- Work required
Go through the entries below and pick out every line with "City".

───── Record extracts ─────

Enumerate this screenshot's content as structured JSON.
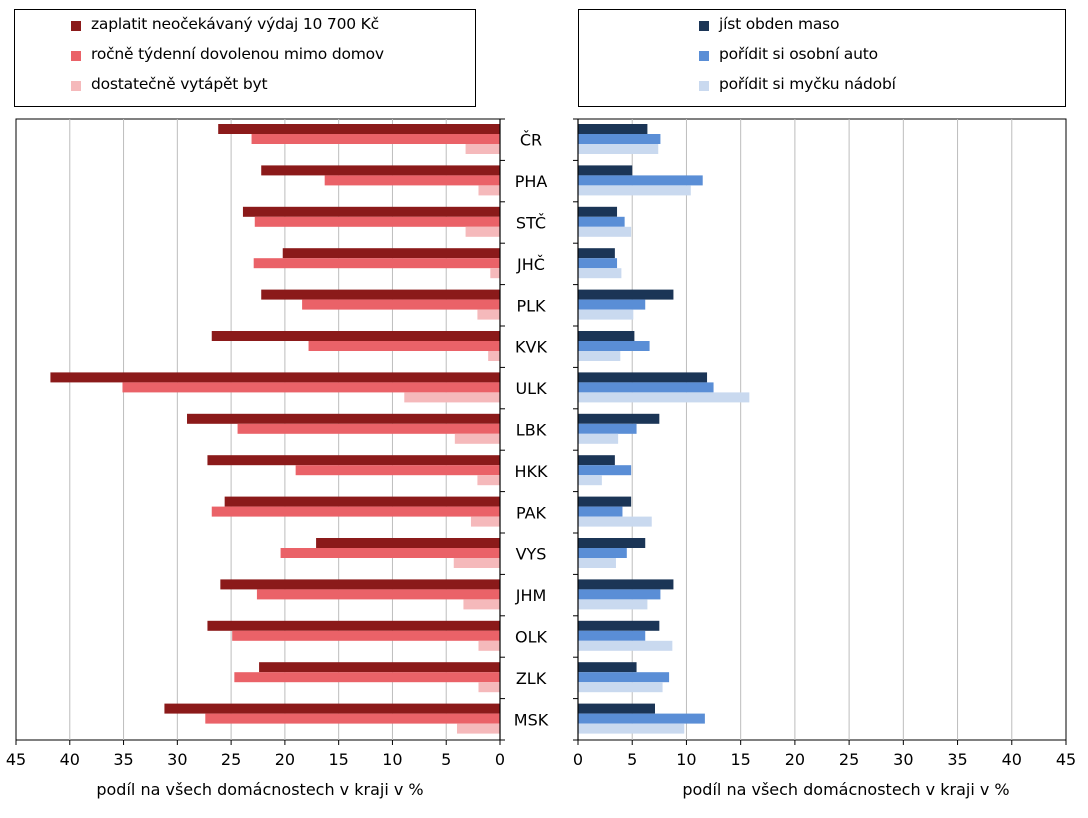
{
  "chart_data": [
    {
      "type": "bar",
      "orientation": "horizontal",
      "x_direction": "reversed",
      "categories": [
        "ČR",
        "PHA",
        "STČ",
        "JHČ",
        "PLK",
        "KVK",
        "ULK",
        "LBK",
        "HKK",
        "PAK",
        "VYS",
        "JHM",
        "OLK",
        "ZLK",
        "MSK"
      ],
      "series": [
        {
          "name": "zaplatit neočekávaný výdaj 10 700 Kč",
          "color": "#8b1a1a",
          "values": [
            26.2,
            22.2,
            23.9,
            20.2,
            22.2,
            26.8,
            41.8,
            29.1,
            27.2,
            25.6,
            17.1,
            26.0,
            27.2,
            22.4,
            31.2
          ]
        },
        {
          "name": "ročně týdenní dovolenou mimo domov",
          "color": "#ea6268",
          "values": [
            23.1,
            16.3,
            22.8,
            22.9,
            18.4,
            17.8,
            35.1,
            24.4,
            19.0,
            26.8,
            20.4,
            22.6,
            24.9,
            24.7,
            27.4
          ]
        },
        {
          "name": "dostatečně vytápět byt",
          "color": "#f5b9bb",
          "values": [
            3.2,
            2.0,
            3.2,
            0.9,
            2.1,
            1.1,
            8.9,
            4.2,
            2.1,
            2.7,
            4.3,
            3.4,
            2.0,
            2.0,
            4.0
          ]
        }
      ],
      "xlim": [
        0,
        45
      ],
      "xticks": [
        "45",
        "40",
        "35",
        "30",
        "25",
        "20",
        "15",
        "10",
        "5",
        "0"
      ],
      "xlabel": "podíl na všech domácnostech v kraji v %",
      "grid": "vertical",
      "legend_position": "top"
    },
    {
      "type": "bar",
      "orientation": "horizontal",
      "categories": [
        "ČR",
        "PHA",
        "STČ",
        "JHČ",
        "PLK",
        "KVK",
        "ULK",
        "LBK",
        "HKK",
        "PAK",
        "VYS",
        "JHM",
        "OLK",
        "ZLK",
        "MSK"
      ],
      "series": [
        {
          "name": "jíst obden maso",
          "color": "#1b3556",
          "values": [
            6.4,
            5.0,
            3.6,
            3.4,
            8.8,
            5.2,
            11.9,
            7.5,
            3.4,
            4.9,
            6.2,
            8.8,
            7.5,
            5.4,
            7.1
          ]
        },
        {
          "name": "pořídit si osobní auto",
          "color": "#5a8ed6",
          "values": [
            7.6,
            11.5,
            4.3,
            3.6,
            6.2,
            6.6,
            12.5,
            5.4,
            4.9,
            4.1,
            4.5,
            7.6,
            6.2,
            8.4,
            11.7
          ]
        },
        {
          "name": "pořídit si myčku nádobí",
          "color": "#c9d9ef",
          "values": [
            7.4,
            10.4,
            4.9,
            4.0,
            5.1,
            3.9,
            15.8,
            3.7,
            2.2,
            6.8,
            3.5,
            6.4,
            8.7,
            7.8,
            9.8
          ]
        }
      ],
      "xlim": [
        0,
        45
      ],
      "xticks": [
        "0",
        "5",
        "10",
        "15",
        "20",
        "25",
        "30",
        "35",
        "40",
        "45"
      ],
      "xlabel": "podíl na všech domácnostech v kraji v %",
      "grid": "vertical",
      "legend_position": "top"
    }
  ]
}
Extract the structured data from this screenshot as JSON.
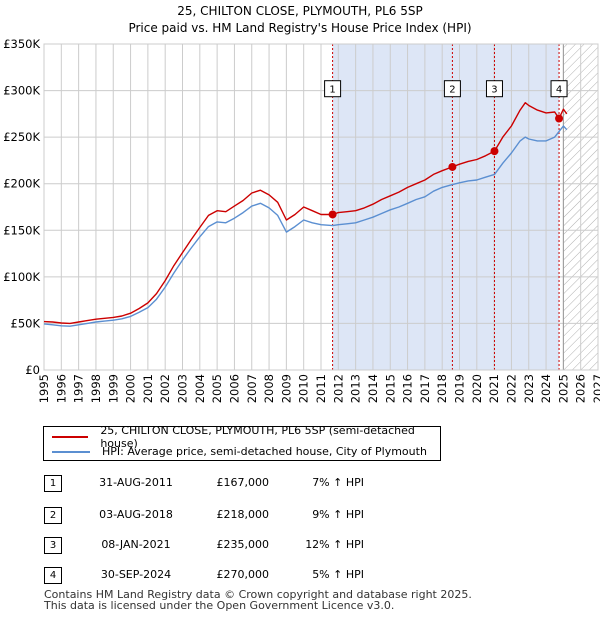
{
  "title_line1": "25, CHILTON CLOSE, PLYMOUTH, PL6 5SP",
  "title_line2": "Price paid vs. HM Land Registry's House Price Index (HPI)",
  "colors": {
    "property": "#cc0000",
    "hpi": "#5b8fd1",
    "shade": "#dde6f6",
    "grid": "#cccccc",
    "future_hatch": "#aaaaaa"
  },
  "chart_data": {
    "type": "line",
    "xlim": [
      1995,
      2027
    ],
    "ylim": [
      0,
      350000
    ],
    "y_ticks": [
      0,
      50000,
      100000,
      150000,
      200000,
      250000,
      300000,
      350000
    ],
    "y_tick_labels": [
      "£0",
      "£50K",
      "£100K",
      "£150K",
      "£200K",
      "£250K",
      "£300K",
      "£350K"
    ],
    "x_tick_labels": [
      "1995",
      "1996",
      "1997",
      "1998",
      "1999",
      "2000",
      "2001",
      "2002",
      "2003",
      "2004",
      "2005",
      "2006",
      "2007",
      "2008",
      "2009",
      "2010",
      "2011",
      "2012",
      "2013",
      "2014",
      "2015",
      "2016",
      "2017",
      "2018",
      "2019",
      "2020",
      "2021",
      "2022",
      "2023",
      "2024",
      "2025",
      "2026",
      "2027"
    ],
    "future_start": 2025.0,
    "series": [
      {
        "name": "25, CHILTON CLOSE, PLYMOUTH, PL6 5SP (semi-detached house)",
        "color": "#cc0000",
        "points": [
          [
            1995.0,
            52000
          ],
          [
            1995.5,
            51500
          ],
          [
            1996.0,
            50500
          ],
          [
            1996.5,
            50000
          ],
          [
            1997.0,
            51500
          ],
          [
            1997.5,
            53000
          ],
          [
            1998.0,
            54500
          ],
          [
            1998.5,
            55500
          ],
          [
            1999.0,
            56500
          ],
          [
            1999.5,
            58000
          ],
          [
            2000.0,
            61000
          ],
          [
            2000.5,
            66000
          ],
          [
            2001.0,
            72000
          ],
          [
            2001.5,
            82000
          ],
          [
            2002.0,
            96000
          ],
          [
            2002.5,
            112000
          ],
          [
            2003.0,
            126000
          ],
          [
            2003.5,
            140000
          ],
          [
            2004.0,
            153000
          ],
          [
            2004.5,
            166000
          ],
          [
            2005.0,
            171000
          ],
          [
            2005.5,
            170000
          ],
          [
            2006.0,
            176000
          ],
          [
            2006.5,
            182000
          ],
          [
            2007.0,
            190000
          ],
          [
            2007.5,
            193000
          ],
          [
            2008.0,
            188000
          ],
          [
            2008.5,
            180000
          ],
          [
            2009.0,
            161000
          ],
          [
            2009.5,
            167000
          ],
          [
            2010.0,
            175000
          ],
          [
            2010.5,
            171000
          ],
          [
            2011.0,
            167000
          ],
          [
            2011.67,
            167000
          ],
          [
            2012.0,
            169000
          ],
          [
            2012.5,
            170000
          ],
          [
            2013.0,
            171000
          ],
          [
            2013.5,
            174000
          ],
          [
            2014.0,
            178000
          ],
          [
            2014.5,
            183000
          ],
          [
            2015.0,
            187000
          ],
          [
            2015.5,
            191000
          ],
          [
            2016.0,
            196000
          ],
          [
            2016.5,
            200000
          ],
          [
            2017.0,
            204000
          ],
          [
            2017.5,
            210000
          ],
          [
            2018.0,
            214000
          ],
          [
            2018.59,
            218000
          ],
          [
            2019.0,
            221000
          ],
          [
            2019.5,
            224000
          ],
          [
            2020.0,
            226000
          ],
          [
            2020.5,
            230000
          ],
          [
            2021.02,
            235000
          ],
          [
            2021.5,
            250000
          ],
          [
            2022.0,
            262000
          ],
          [
            2022.5,
            279000
          ],
          [
            2022.8,
            287000
          ],
          [
            2023.0,
            284000
          ],
          [
            2023.5,
            279000
          ],
          [
            2024.0,
            276000
          ],
          [
            2024.5,
            277000
          ],
          [
            2024.75,
            270000
          ],
          [
            2025.0,
            280000
          ],
          [
            2025.2,
            275000
          ]
        ]
      },
      {
        "name": "HPI: Average price, semi-detached house, City of Plymouth",
        "color": "#5b8fd1",
        "points": [
          [
            1995.0,
            49500
          ],
          [
            1995.5,
            48500
          ],
          [
            1996.0,
            47500
          ],
          [
            1996.5,
            47000
          ],
          [
            1997.0,
            48500
          ],
          [
            1997.5,
            50000
          ],
          [
            1998.0,
            51500
          ],
          [
            1998.5,
            52500
          ],
          [
            1999.0,
            53500
          ],
          [
            1999.5,
            55000
          ],
          [
            2000.0,
            57500
          ],
          [
            2000.5,
            62000
          ],
          [
            2001.0,
            67000
          ],
          [
            2001.5,
            76000
          ],
          [
            2002.0,
            89000
          ],
          [
            2002.5,
            104000
          ],
          [
            2003.0,
            118000
          ],
          [
            2003.5,
            131000
          ],
          [
            2004.0,
            143000
          ],
          [
            2004.5,
            154000
          ],
          [
            2005.0,
            159000
          ],
          [
            2005.5,
            158000
          ],
          [
            2006.0,
            163000
          ],
          [
            2006.5,
            169000
          ],
          [
            2007.0,
            176000
          ],
          [
            2007.5,
            179000
          ],
          [
            2008.0,
            174000
          ],
          [
            2008.5,
            166000
          ],
          [
            2009.0,
            148000
          ],
          [
            2009.5,
            154000
          ],
          [
            2010.0,
            161000
          ],
          [
            2010.5,
            158000
          ],
          [
            2011.0,
            156000
          ],
          [
            2011.67,
            155000
          ],
          [
            2012.0,
            156000
          ],
          [
            2012.5,
            157000
          ],
          [
            2013.0,
            158000
          ],
          [
            2013.5,
            161000
          ],
          [
            2014.0,
            164000
          ],
          [
            2014.5,
            168000
          ],
          [
            2015.0,
            172000
          ],
          [
            2015.5,
            175000
          ],
          [
            2016.0,
            179000
          ],
          [
            2016.5,
            183000
          ],
          [
            2017.0,
            186000
          ],
          [
            2017.5,
            192000
          ],
          [
            2018.0,
            196000
          ],
          [
            2018.59,
            199000
          ],
          [
            2019.0,
            201000
          ],
          [
            2019.5,
            203000
          ],
          [
            2020.0,
            204000
          ],
          [
            2020.5,
            207000
          ],
          [
            2021.02,
            210000
          ],
          [
            2021.5,
            222000
          ],
          [
            2022.0,
            233000
          ],
          [
            2022.5,
            246000
          ],
          [
            2022.8,
            250000
          ],
          [
            2023.0,
            248000
          ],
          [
            2023.5,
            246000
          ],
          [
            2024.0,
            246000
          ],
          [
            2024.5,
            250000
          ],
          [
            2024.75,
            256000
          ],
          [
            2025.0,
            262000
          ],
          [
            2025.2,
            258000
          ]
        ]
      }
    ],
    "sales": [
      {
        "label": "1",
        "x": 2011.67,
        "price": 167000
      },
      {
        "label": "2",
        "x": 2018.59,
        "price": 218000
      },
      {
        "label": "3",
        "x": 2021.02,
        "price": 235000
      },
      {
        "label": "4",
        "x": 2024.75,
        "price": 270000
      }
    ],
    "marker_label_value": 302000
  },
  "legend": {
    "property": "25, CHILTON CLOSE, PLYMOUTH, PL6 5SP (semi-detached house)",
    "hpi": "HPI: Average price, semi-detached house, City of Plymouth"
  },
  "transactions": [
    {
      "num": "1",
      "date": "31-AUG-2011",
      "price": "£167,000",
      "hpi": "7% ↑ HPI"
    },
    {
      "num": "2",
      "date": "03-AUG-2018",
      "price": "£218,000",
      "hpi": "9% ↑ HPI"
    },
    {
      "num": "3",
      "date": "08-JAN-2021",
      "price": "£235,000",
      "hpi": "12% ↑ HPI"
    },
    {
      "num": "4",
      "date": "30-SEP-2024",
      "price": "£270,000",
      "hpi": "5% ↑ HPI"
    }
  ],
  "footer": {
    "line1": "Contains HM Land Registry data © Crown copyright and database right 2025.",
    "line2": "This data is licensed under the Open Government Licence v3.0."
  }
}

─────

- Response to the exercise
        "name": "HPI: Average price, semi-detached house, City of Plymouth",
    "hpi": "HPI: Average price, semi-detached house, City of Plymouth"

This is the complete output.